§ Task description
Tally up the lines carrying the string "Фамилия" and respond with only the resulting number.

§ Items
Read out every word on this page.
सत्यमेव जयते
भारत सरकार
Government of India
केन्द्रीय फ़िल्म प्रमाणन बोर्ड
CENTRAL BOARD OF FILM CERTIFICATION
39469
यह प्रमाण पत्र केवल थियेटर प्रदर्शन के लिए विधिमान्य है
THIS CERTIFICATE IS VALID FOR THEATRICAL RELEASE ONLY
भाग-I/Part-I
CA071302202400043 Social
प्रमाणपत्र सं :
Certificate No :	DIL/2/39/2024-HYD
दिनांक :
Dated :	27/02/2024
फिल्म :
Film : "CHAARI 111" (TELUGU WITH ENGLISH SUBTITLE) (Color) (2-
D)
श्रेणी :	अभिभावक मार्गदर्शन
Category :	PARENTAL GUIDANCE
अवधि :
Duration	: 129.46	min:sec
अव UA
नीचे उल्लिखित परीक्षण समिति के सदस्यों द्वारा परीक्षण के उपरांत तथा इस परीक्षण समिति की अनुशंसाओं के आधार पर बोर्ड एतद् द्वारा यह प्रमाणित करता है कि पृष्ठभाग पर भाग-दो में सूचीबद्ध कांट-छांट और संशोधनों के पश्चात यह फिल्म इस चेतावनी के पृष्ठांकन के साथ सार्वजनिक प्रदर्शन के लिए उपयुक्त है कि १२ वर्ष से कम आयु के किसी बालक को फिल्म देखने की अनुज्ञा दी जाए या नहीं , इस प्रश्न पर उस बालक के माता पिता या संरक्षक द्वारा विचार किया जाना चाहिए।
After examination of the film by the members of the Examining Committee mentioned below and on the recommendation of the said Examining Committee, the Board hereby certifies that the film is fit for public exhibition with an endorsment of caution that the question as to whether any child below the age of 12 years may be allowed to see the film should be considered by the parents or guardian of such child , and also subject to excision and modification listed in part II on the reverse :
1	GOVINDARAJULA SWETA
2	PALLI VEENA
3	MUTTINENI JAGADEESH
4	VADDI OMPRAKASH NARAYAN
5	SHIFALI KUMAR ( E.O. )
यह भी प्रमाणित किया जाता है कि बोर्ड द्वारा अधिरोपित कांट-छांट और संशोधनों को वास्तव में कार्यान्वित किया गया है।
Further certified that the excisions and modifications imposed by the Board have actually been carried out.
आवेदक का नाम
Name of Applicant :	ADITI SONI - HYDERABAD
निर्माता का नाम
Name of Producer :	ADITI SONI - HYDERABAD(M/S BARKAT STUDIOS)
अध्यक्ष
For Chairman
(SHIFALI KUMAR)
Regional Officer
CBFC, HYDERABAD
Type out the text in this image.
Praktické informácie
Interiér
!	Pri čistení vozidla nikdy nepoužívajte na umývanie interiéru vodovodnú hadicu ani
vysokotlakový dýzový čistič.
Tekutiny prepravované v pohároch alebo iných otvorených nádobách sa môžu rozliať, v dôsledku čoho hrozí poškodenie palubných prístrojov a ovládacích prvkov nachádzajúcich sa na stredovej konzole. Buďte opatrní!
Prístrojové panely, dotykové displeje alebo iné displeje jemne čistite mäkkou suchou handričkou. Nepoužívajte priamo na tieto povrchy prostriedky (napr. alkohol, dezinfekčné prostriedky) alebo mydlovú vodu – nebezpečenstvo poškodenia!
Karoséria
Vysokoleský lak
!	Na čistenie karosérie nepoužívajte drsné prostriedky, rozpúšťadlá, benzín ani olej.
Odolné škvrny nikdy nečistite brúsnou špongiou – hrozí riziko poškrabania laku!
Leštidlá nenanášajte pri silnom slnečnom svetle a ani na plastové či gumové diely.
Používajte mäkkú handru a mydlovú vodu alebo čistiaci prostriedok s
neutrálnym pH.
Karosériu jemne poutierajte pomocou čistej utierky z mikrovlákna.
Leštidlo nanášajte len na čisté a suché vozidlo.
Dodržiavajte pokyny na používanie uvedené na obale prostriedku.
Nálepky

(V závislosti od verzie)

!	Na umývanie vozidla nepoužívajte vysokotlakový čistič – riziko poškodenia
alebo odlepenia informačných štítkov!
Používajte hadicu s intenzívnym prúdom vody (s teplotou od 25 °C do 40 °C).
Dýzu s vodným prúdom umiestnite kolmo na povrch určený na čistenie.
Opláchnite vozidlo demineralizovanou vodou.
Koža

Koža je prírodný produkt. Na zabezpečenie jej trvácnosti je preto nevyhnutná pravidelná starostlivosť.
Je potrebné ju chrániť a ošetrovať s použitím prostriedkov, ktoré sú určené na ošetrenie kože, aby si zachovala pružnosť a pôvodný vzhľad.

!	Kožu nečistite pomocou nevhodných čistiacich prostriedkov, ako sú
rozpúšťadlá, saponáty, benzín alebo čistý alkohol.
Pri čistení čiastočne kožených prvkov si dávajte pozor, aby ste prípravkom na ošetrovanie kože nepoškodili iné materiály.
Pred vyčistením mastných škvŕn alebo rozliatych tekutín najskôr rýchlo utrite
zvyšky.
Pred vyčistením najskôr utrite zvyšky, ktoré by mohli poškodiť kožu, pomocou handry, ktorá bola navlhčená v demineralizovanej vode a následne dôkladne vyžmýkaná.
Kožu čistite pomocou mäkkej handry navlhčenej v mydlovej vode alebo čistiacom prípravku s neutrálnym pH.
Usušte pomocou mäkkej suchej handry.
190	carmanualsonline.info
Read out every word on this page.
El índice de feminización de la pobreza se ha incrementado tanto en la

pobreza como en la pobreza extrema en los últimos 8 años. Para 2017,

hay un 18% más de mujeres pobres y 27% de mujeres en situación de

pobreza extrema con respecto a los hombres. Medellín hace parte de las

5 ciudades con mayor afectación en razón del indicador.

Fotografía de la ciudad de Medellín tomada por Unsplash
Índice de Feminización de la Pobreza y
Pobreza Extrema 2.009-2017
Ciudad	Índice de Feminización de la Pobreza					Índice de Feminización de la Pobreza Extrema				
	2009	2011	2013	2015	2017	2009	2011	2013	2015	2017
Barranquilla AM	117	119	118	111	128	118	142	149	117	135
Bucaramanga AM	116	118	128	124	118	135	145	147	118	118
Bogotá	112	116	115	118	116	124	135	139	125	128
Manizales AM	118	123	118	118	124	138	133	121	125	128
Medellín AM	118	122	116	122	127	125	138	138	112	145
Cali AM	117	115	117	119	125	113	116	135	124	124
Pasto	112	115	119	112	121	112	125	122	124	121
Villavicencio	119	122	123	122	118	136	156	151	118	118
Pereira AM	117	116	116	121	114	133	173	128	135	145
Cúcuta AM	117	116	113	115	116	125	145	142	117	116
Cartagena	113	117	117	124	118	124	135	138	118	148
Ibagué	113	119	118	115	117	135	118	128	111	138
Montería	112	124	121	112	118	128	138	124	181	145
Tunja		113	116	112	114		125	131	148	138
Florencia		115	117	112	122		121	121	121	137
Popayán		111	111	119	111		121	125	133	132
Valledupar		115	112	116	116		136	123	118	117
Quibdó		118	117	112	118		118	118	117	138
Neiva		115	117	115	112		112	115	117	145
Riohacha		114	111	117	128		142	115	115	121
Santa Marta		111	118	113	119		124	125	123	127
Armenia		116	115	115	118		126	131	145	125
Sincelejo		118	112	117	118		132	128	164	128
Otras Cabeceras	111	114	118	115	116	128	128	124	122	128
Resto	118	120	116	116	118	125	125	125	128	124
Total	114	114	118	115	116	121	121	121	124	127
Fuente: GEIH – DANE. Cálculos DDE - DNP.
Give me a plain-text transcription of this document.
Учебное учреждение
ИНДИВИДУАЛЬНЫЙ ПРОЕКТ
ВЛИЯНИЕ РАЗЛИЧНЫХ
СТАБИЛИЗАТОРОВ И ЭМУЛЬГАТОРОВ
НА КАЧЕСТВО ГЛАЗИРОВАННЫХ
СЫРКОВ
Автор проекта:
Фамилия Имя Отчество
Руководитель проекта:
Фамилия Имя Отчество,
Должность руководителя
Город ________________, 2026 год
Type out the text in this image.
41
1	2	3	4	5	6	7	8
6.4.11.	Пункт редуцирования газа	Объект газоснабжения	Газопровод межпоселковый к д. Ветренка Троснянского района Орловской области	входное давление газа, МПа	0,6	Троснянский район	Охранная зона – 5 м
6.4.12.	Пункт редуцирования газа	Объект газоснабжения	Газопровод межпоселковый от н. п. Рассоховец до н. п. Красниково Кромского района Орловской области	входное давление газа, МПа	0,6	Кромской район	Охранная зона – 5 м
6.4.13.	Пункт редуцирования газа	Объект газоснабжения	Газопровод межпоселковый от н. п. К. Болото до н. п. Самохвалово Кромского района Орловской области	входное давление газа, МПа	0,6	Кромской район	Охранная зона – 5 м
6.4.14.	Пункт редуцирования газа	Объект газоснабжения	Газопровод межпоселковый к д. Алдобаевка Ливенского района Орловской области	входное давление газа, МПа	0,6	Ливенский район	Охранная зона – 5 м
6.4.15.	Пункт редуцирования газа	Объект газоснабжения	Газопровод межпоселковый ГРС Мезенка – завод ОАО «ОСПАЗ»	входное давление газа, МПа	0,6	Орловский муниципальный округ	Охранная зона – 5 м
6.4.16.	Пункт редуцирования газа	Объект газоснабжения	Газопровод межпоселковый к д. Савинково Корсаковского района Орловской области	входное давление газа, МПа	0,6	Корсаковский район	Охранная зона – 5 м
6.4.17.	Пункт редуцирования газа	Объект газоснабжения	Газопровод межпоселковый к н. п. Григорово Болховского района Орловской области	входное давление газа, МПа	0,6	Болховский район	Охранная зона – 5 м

§ Result of this exercise
2